● EXERCISE DESCRIPTION: Each record below must be returned exactly as shown.

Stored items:
* Begin *
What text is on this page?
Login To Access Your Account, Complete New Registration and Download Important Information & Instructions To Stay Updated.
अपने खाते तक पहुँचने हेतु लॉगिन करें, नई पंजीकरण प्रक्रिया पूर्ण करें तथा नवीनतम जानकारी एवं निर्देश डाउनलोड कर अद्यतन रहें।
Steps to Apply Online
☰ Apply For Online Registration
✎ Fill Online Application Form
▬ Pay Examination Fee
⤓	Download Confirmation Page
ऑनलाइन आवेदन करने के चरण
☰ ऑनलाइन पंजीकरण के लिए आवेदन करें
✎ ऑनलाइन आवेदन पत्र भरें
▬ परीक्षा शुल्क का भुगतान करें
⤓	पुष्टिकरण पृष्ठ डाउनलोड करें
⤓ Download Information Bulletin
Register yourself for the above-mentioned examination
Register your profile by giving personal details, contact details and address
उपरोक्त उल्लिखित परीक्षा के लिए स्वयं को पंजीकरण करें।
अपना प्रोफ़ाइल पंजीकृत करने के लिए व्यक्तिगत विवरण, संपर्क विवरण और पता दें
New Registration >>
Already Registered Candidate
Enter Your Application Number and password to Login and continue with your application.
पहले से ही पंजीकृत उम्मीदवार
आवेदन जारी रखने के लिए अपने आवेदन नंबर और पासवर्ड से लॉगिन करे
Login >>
* End *
● EXERCISE RESULT:
What text is on this page?
Login To Access Your Account, Complete New Registration and Download Important Information & Instructions To Stay Updated.
अपने खाते तक पहुँचने हेतु लॉगिन करें, नई पंजीकरण प्रक्रिया पूर्ण करें तथा नवीनतम जानकारी एवं निर्देश डाउनलोड कर अद्यतन रहें।
Steps to Apply Online
☰ Apply For Online Registration
✎ Fill Online Application Form
▬ Pay Examination Fee
⤓	Download Confirmation Page
ऑनलाइन आवेदन करने के चरण
☰ ऑनलाइन पंजीकरण के लिए आवेदन करें
✎ ऑनलाइन आवेदन पत्र भरें
▬ परीक्षा शुल्क का भुगतान करें
⤓	पुष्टिकरण पृष्ठ डाउनलोड करें
⤓ Download Information Bulletin
Register yourself for the above-mentioned examination
Register your profile by giving personal details, contact details and address
उपरोक्त उल्लिखित परीक्षा के लिए स्वयं को पंजीकरण करें।
अपना प्रोफ़ाइल पंजीकृत करने के लिए व्यक्तिगत विवरण, संपर्क विवरण और पता दें
New Registration >>
Already Registered Candidate
Enter Your Application Number and password to Login and continue with your application.
पहले से ही पंजीकृत उम्मीदवार
आवेदन जारी रखने के लिए अपने आवेदन नंबर और पासवर्ड से लॉगिन करे
Login >>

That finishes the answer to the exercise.